● **To-do list**
A - In the rector's letter, how long ago did Lent begin?
B - Starting at "Apr 3, 2025", copy the rector's letter word for word and stop after "mercy and understanding.".

::: Source extract

Apr 3, 2025

Rector’s Letter April 2025

written by Jennifer Wright

                      

Dear Friends,

As you read this, we are still in Lent and Easter is but far off on the horizon.  We started Lent four weeks ago when we were brought face to face with our own mortality on Ash Wednesday. From there we have journeyed on, continuing to reflect on ourselves and our relationship with God – facing deeper truths about our own inner life and motivations, whilst also acknowledging God’s mercy and understanding.

I thought it might be hard to write about Easter at such an early time, but in fact I realise that, unlike those first disciples who didn’t know what was ahead of them, we always walk and live in the light of the resurrection. We are blessed to be resurrection people whether it is in Lent or Easter.  We are resurrection people when we have ash placed upon our foreheads and when things get so hard that we cry out to God about life’s unfairness and cruelty. We are resurrection people when we celebrate the times of rejoicing and feel that all is well with the world. We are resurrection people simply because we carry the hope of Easter.

::::::
::: Excerpted records

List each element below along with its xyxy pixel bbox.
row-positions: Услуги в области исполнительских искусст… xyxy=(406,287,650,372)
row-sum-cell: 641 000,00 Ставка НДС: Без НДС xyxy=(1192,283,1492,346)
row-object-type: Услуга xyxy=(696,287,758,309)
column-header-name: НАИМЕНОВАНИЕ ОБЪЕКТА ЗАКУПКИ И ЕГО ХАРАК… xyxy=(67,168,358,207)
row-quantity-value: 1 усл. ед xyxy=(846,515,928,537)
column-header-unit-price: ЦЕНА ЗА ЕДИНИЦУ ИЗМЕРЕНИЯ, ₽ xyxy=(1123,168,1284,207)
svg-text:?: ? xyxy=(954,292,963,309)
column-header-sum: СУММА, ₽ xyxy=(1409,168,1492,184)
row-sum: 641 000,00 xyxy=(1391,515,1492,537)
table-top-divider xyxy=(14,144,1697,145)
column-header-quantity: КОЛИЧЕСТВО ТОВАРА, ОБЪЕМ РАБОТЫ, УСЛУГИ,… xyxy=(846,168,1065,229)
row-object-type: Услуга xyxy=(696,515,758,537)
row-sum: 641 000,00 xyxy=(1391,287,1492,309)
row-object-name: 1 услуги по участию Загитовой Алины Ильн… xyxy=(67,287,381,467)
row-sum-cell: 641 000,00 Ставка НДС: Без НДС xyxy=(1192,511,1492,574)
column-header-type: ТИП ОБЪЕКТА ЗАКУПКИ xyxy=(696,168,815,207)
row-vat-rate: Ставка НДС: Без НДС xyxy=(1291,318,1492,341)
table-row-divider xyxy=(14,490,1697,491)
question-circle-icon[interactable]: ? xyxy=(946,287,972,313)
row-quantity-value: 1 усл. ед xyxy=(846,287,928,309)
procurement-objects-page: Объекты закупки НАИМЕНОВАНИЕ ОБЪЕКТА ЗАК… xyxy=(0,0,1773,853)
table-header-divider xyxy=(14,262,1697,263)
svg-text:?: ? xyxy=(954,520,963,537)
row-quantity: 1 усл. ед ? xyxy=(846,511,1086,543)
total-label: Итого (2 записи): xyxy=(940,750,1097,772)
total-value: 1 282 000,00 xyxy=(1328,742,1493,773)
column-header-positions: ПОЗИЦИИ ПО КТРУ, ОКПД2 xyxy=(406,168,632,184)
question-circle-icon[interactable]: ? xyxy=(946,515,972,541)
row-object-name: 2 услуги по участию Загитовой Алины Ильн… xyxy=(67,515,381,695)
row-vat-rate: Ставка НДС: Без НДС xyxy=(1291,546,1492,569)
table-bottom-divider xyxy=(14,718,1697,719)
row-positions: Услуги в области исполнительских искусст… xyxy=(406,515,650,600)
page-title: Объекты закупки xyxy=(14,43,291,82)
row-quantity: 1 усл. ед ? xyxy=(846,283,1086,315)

::::::

● **Exercise results**
A - Four weeks ago.

B -
Apr 3, 2025

Rector’s Letter April 2025

written by Jennifer Wright

                      

Dear Friends,

As you read this, we are still in Lent and Easter is but far off on the horizon.  We started Lent four weeks ago when we were brought face to face with our own mortality on Ash Wednesday. From there we have journeyed on, continuing to reflect on ourselves and our relationship with God – facing deeper truths about our own inner life and motivations, whilst also acknowledging God’s mercy and understanding.